Check every line of the data below for the string "pronto", and copy the ones that hold it.

### Information supplied:
......
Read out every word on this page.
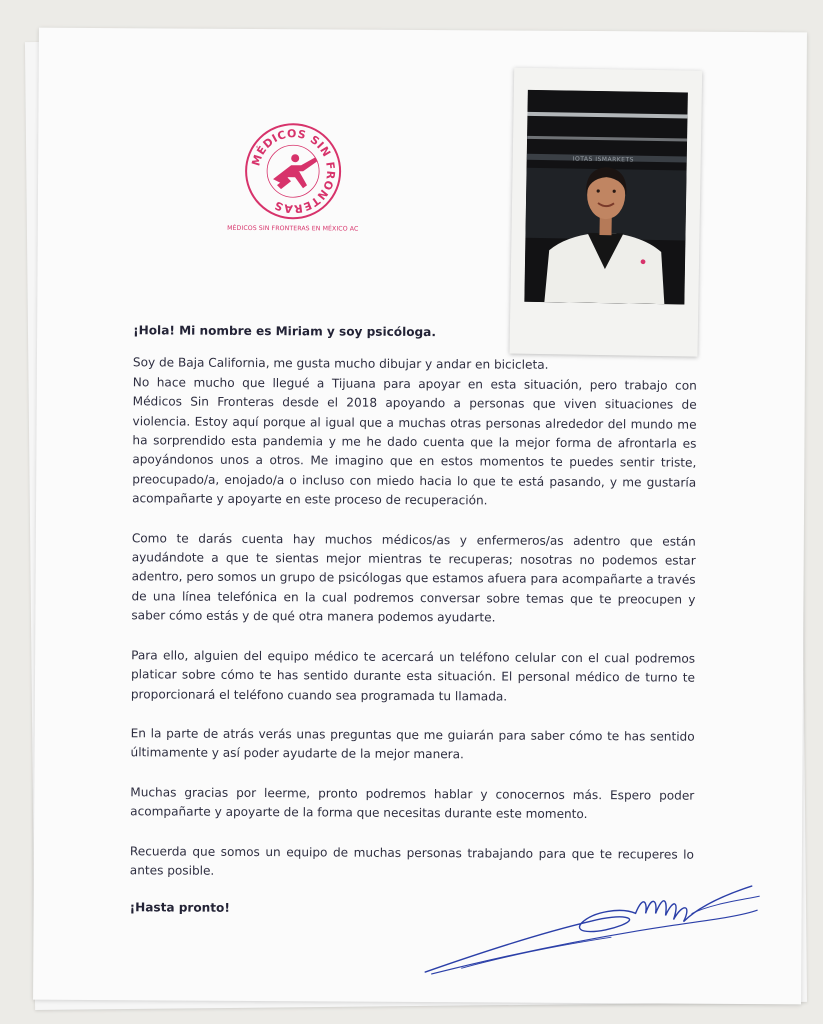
MÉDICOS SIN FRONTERAS
MÉDICOS SIN FRONTERAS EN MÉXICO AC
IOTAS ISMARKETS

¡Hola! Mi nombre es Miriam y soy psicóloga.

Soy de Baja California, me gusta mucho dibujar y andar en bicicleta.
No hace mucho que llegué a Tijuana para apoyar en esta situación, pero trabajo con Médicos Sin Fronteras desde el 2018 apoyando a personas que viven situaciones de violencia. Estoy aquí porque al igual que a muchas otras personas alrededor del mundo me ha sorprendido esta pandemia y me he dado cuenta que la mejor forma de afrontarla es apoyándonos unos a otros. Me imagino que en estos momentos te puedes sentir triste, preocupado/a, enojado/a o incluso con miedo hacia lo que te está pasando, y me gustaría acompañarte y apoyarte en este proceso de recuperación.

Como te darás cuenta hay muchos médicos/as y enfermeros/as adentro que están ayudándote a que te sientas mejor mientras te recuperas; nosotras no podemos estar adentro, pero somos un grupo de psicólogas que estamos afuera para acompañarte a través de una línea telefónica en la cual podremos conversar sobre temas que te preocupen y saber cómo estás y de qué otra manera podemos ayudarte.

Para ello, alguien del equipo médico te acercará un teléfono celular con el cual podremos platicar sobre cómo te has sentido durante esta situación. El personal médico de turno te proporcionará el teléfono cuando sea programada tu llamada.

En la parte de atrás verás unas preguntas que me guiarán para saber cómo te has sentido últimamente y así poder ayudarte de la mejor manera.

Muchas gracias por leerme, pronto podremos hablar y conocernos más. Espero poder acompañarte y apoyarte de la forma que necesitas durante este momento.

Recuerda que somos un equipo de muchas personas trabajando para que te recuperes lo antes posible.

¡Hasta pronto!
......
### Answer to the exercise:
Muchas gracias por leerme, pronto podremos hablar y conocernos más. Espero poder acompañarte y apoyarte de la forma que necesitas durante este momento.
¡Hasta pronto!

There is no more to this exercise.